TASK BRIEF:
Reproduce every line of the entries below verbatim, omitting the pictures.

#### MATERIAL FOR THIS TASK ####

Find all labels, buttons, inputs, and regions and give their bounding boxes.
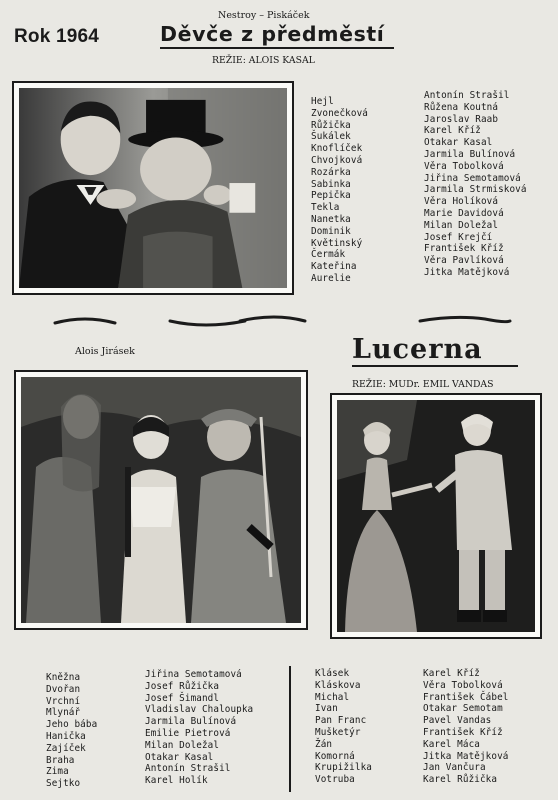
actor-item: Věra Holíková [424,196,499,208]
play1-title: Děvče z předměstí [160,22,385,46]
role-item: Jeho bába [46,719,98,731]
actor-item: Milan Doležal [424,219,499,231]
role-item: Sabinka [311,178,351,190]
role-item: Nanetka [311,213,351,225]
role-item: Votruba [315,774,355,786]
role-item: Braha [46,754,75,766]
actor-item: Josef Šimandl [145,692,220,704]
actor-item: Jarmila Strmisková [424,184,527,196]
play1-actors-list [424,90,527,279]
actor-item: Milan Doležal [145,739,220,751]
role-item: Kněžna [46,672,81,683]
play2-actors-list-b [423,668,508,786]
role-item: Pan Franc [315,715,367,727]
actor-item: Růžena Koutná [424,101,499,113]
role-item: Rozárka [311,166,351,178]
actor-item: Jitka Matějková [423,750,509,762]
role-item: Sejtko [46,778,81,790]
actor-item: Pavel Vandas [423,715,492,727]
role-item: Čermák [311,249,346,261]
year-heading: Rok 1964 [14,26,100,47]
actor-item: Věra Tobolková [423,679,503,691]
cast-column-divider [289,666,291,792]
play2-photo-duet [330,393,542,639]
role-item: Hanička [46,730,86,742]
actor-item: Otakar Kasal [145,751,214,763]
actor-item: Jiřina Semotamová [424,172,521,184]
actor-item: Karel Holík [145,775,208,787]
role-item: Aurelie [311,272,351,284]
actor-item: Marie Davidová [424,207,504,219]
actor-item: František Kříž [424,243,504,255]
actor-item: Emilie Pietrová [145,727,231,739]
actor-item: Jarmila Bulínová [424,148,516,160]
actor-item: Jarmila Bulínová [145,716,237,728]
role-item: Pepička [311,190,351,202]
play2-photo-group-image [21,377,301,623]
actor-item: Jan Vančura [423,762,486,774]
play2-actors-list-a [145,669,253,787]
role-item: Krupižilka [315,762,372,774]
role-item: Dominik [311,225,351,237]
play2-roles-list-b [315,668,372,786]
role-item: Michal [315,691,350,703]
actor-item: Antonín Strašil [424,90,510,101]
role-item: Vrchní [46,695,81,707]
role-item: Kateřina [311,261,357,273]
role-item: Zajíček [46,742,86,754]
role-item: Knoflíček [311,143,363,155]
role-item: Zima [46,766,69,778]
role-item: Žán [315,738,333,750]
play2-title: Lucerna [352,334,483,365]
actor-item: Josef Krejčí [424,231,493,243]
actor-item: Antonín Strašil [145,763,231,775]
play1-photo-image [19,88,287,288]
actor-item: František Kříž [423,726,503,738]
actor-item: Věra Tobolková [424,160,504,172]
actor-item: František Čábel [423,691,509,703]
role-item: Mlynář [46,707,81,719]
play2-director: REŽIE: MUDr. EMIL VANDAS [352,379,494,390]
role-item: Dvořan [46,683,81,695]
role-item: Tekla [311,202,340,214]
play1-title-underline [160,47,394,49]
play2-authors: Alois Jirásek [75,346,135,357]
actor-item: Vladislav Chaloupka [145,704,254,716]
role-item: Klásek [315,668,350,679]
actor-item: Karel Kříž [423,668,480,679]
actor-item: Karel Kříž [424,125,481,137]
role-item: Mušketýr [315,726,361,738]
play2-photo-duet-image [337,400,535,632]
actor-item: Otakar Semotam [423,703,503,715]
actor-item: Karel Máca [423,738,480,750]
role-item: Chvojková [311,154,363,166]
actor-item: Otakar Kasal [424,137,493,149]
role-item: Růžička [311,119,351,131]
play2-photo-group [14,370,308,630]
actor-item: Věra Pavlíková [424,255,504,267]
wavy-separator [45,313,515,329]
role-item: Hejl [311,96,334,107]
play1-director: REŽIE: ALOIS KASAL [212,55,315,66]
play2-title-underline [352,365,518,367]
play1-authors: Nestroy – Piskáček [218,10,310,21]
actor-item: Jitka Matějková [424,266,510,278]
role-item: Komorná [315,750,355,762]
role-item: Ivan [315,703,338,715]
role-item: Šukálek [311,131,351,143]
role-item: Květinský [311,237,363,249]
actor-item: Jaroslav Raab [424,113,499,125]
play2-roles-list-a [46,672,97,790]
actor-item: Jiřina Semotamová [145,669,242,680]
actor-item: Karel Růžička [423,774,498,786]
role-item: Kláskova [315,679,361,691]
play1-roles-list [311,96,368,285]
actor-item: Josef Růžička [145,680,220,692]
play1-photo [12,81,294,295]
role-item: Zvonečková [311,107,368,119]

####

WRITTEN REPLY:
Find all labels, buttons, inputs, and regions and give their bounding boxes.
actor-item: Věra Holíková [424,196,499,208]
play1-title: Děvče z předměstí [160,22,385,46]
role-item: Jeho bába [46,719,98,731]
actor-item: Milan Doležal [424,219,499,231]
role-item: Sabinka [311,178,351,190]
role-item: Nanetka [311,213,351,225]
role-item: Votruba [315,774,355,786]
role-item: Braha [46,754,75,766]
actor-item: Josef Šimandl [145,692,220,704]
actor-item: Jarmila Strmisková [424,184,527,196]
play1-actors-list [424,90,527,279]
actor-item: Milan Doležal [145,739,220,751]
role-item: Kněžna [46,672,81,683]
play2-actors-list-b [423,668,508,786]
role-item: Pan Franc [315,715,367,727]
actor-item: Růžena Koutná [424,101,499,113]
role-item: Rozárka [311,166,351,178]
actor-item: Jitka Matějková [423,750,509,762]
role-item: Sejtko [46,778,81,790]
actor-item: Pavel Vandas [423,715,492,727]
role-item: Čermák [311,249,346,261]
year-heading: Rok 1964 [14,26,100,47]
actor-item: Věra Tobolková [423,679,503,691]
cast-column-divider [289,666,291,792]
play2-photo-duet [330,393,542,639]
role-item: Hanička [46,730,86,742]
actor-item: Otakar Kasal [145,751,214,763]
actor-item: Jiřina Semotamová [424,172,521,184]
actor-item: Karel Holík [145,775,208,787]
role-item: Aurelie [311,272,351,284]
actor-item: Marie Davidová [424,207,504,219]
actor-item: František Kříž [424,243,504,255]
actor-item: Emilie Pietrová [145,727,231,739]
actor-item: Jarmila Bulínová [424,148,516,160]
actor-item: Jarmila Bulínová [145,716,237,728]
role-item: Pepička [311,190,351,202]
play2-photo-group-image [21,377,301,623]
actor-item: Jan Vančura [423,762,486,774]
play2-actors-list-a [145,669,253,787]
role-item: Krupižilka [315,762,372,774]
role-item: Dominik [311,225,351,237]
play2-roles-list-b [315,668,372,786]
role-item: Michal [315,691,350,703]
actor-item: Antonín Strašil [424,90,510,101]
role-item: Vrchní [46,695,81,707]
role-item: Kateřina [311,261,357,273]
role-item: Zajíček [46,742,86,754]
role-item: Knoflíček [311,143,363,155]
role-item: Zima [46,766,69,778]
role-item: Žán [315,738,333,750]
play2-title: Lucerna [352,334,483,365]
actor-item: Josef Krejčí [424,231,493,243]
actor-item: Antonín Strašil [145,763,231,775]
play1-photo-image [19,88,287,288]
actor-item: František Kříž [423,726,503,738]
actor-item: Věra Tobolková [424,160,504,172]
actor-item: František Čábel [423,691,509,703]
role-item: Mlynář [46,707,81,719]
play2-director: REŽIE: MUDr. EMIL VANDAS [352,379,494,390]
role-item: Dvořan [46,683,81,695]
role-item: Tekla [311,202,340,214]
play1-title-underline [160,47,394,49]
play2-authors: Alois Jirásek [75,346,135,357]
actor-item: Vladislav Chaloupka [145,704,254,716]
role-item: Klásek [315,668,350,679]
actor-item: Karel Kříž [423,668,480,679]
actor-item: Karel Kříž [424,125,481,137]
role-item: Mušketýr [315,726,361,738]
play2-photo-duet-image [337,400,535,632]
actor-item: Otakar Semotam [423,703,503,715]
actor-item: Karel Máca [423,738,480,750]
role-item: Chvojková [311,154,363,166]
actor-item: Otakar Kasal [424,137,493,149]
role-item: Růžička [311,119,351,131]
play2-photo-group [14,370,308,630]
actor-item: Věra Pavlíková [424,255,504,267]
wavy-separator [45,313,515,329]
role-item: Hejl [311,96,334,107]
play1-director: REŽIE: ALOIS KASAL [212,55,315,66]
play2-title-underline [352,365,518,367]
play1-authors: Nestroy – Piskáček [218,10,310,21]
actor-item: Jitka Matějková [424,266,510,278]
role-item: Komorná [315,750,355,762]
role-item: Ivan [315,703,338,715]
role-item: Šukálek [311,131,351,143]
role-item: Květinský [311,237,363,249]
actor-item: Jaroslav Raab [424,113,499,125]
play2-roles-list-a [46,672,97,790]
actor-item: Jiřina Semotamová [145,669,242,680]
actor-item: Karel Růžička [423,774,498,786]
role-item: Kláskova [315,679,361,691]
play1-roles-list [311,96,368,285]
actor-item: Josef Růžička [145,680,220,692]
play1-photo [12,81,294,295]
role-item: Zvonečková [311,107,368,119]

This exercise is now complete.